#### Input ####

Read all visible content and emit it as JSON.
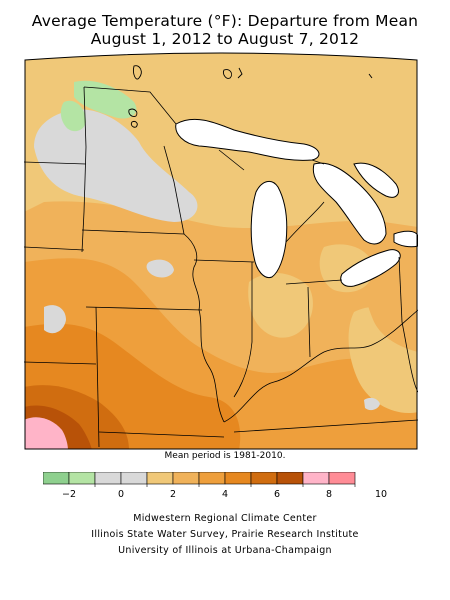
{
  "title": {
    "line1": "Average Temperature (°F): Departure from Mean",
    "line2": "August 1, 2012 to August 7, 2012"
  },
  "note": "Mean period is 1981-2010.",
  "legend": {
    "colors": [
      "#8ed08e",
      "#b4e4a4",
      "#d9d9d9",
      "#d9d9d9",
      "#f0c878",
      "#f0b25a",
      "#ee9f3c",
      "#e68820",
      "#d06d10",
      "#b85208",
      "#ffb4c8",
      "#ff8c96"
    ],
    "tick_labels": [
      "−2",
      "0",
      "2",
      "4",
      "6",
      "8",
      "10"
    ]
  },
  "credits": [
    "Midwestern Regional Climate Center",
    "Illinois State Water Survey, Prairie Research Institute",
    "University of Illinois at Urbana-Champaign"
  ]
}
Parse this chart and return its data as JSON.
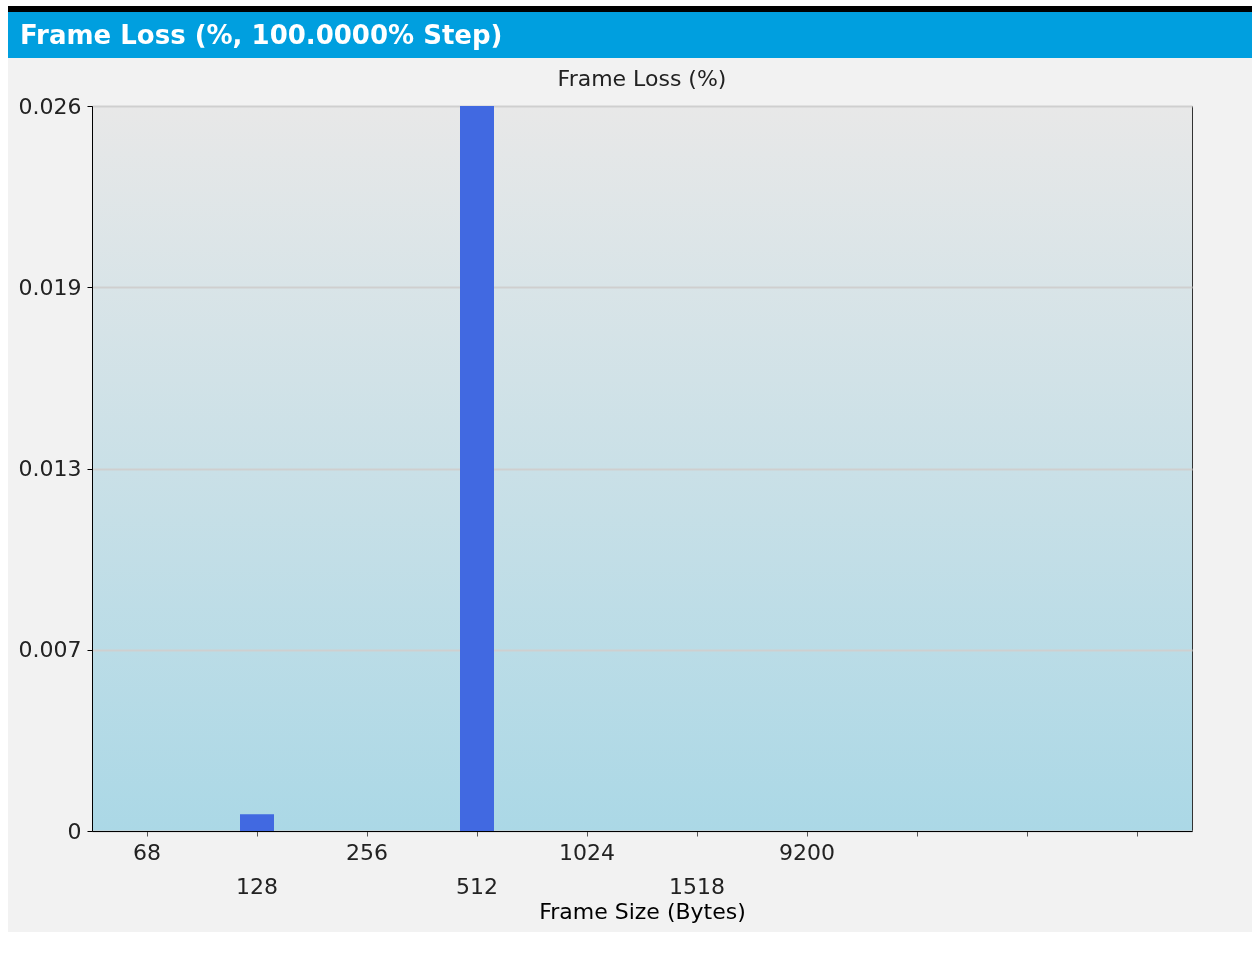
{
  "chart_data": {
    "type": "bar",
    "title": "Frame Loss (%, 100.0000% Step)",
    "subtitle": "Frame Loss (%)",
    "xlabel": "Frame Size (Bytes)",
    "categories": [
      "68",
      "128",
      "256",
      "512",
      "1024",
      "1518",
      "9200",
      null,
      null,
      null
    ],
    "values": [
      0,
      0.0006,
      0,
      0.026,
      0,
      0,
      0,
      null,
      null,
      null
    ],
    "color": "#4169e1",
    "ylim": [
      0,
      0.026
    ],
    "yticks": [
      0,
      {
        "value": 0.0065,
        "label": "0.007"
      },
      0.013,
      {
        "value": 0.0195,
        "label": "0.019"
      },
      0.026
    ],
    "grid": "y"
  }
}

####

**What to do:** Take every line containing the word "Frame" and copy it.

**Expected answer:**
    "title": "Frame Loss (%, 100.0000% Step)",
    "subtitle": "Frame Loss (%)",
    "xlabel": "Frame Size (Bytes)",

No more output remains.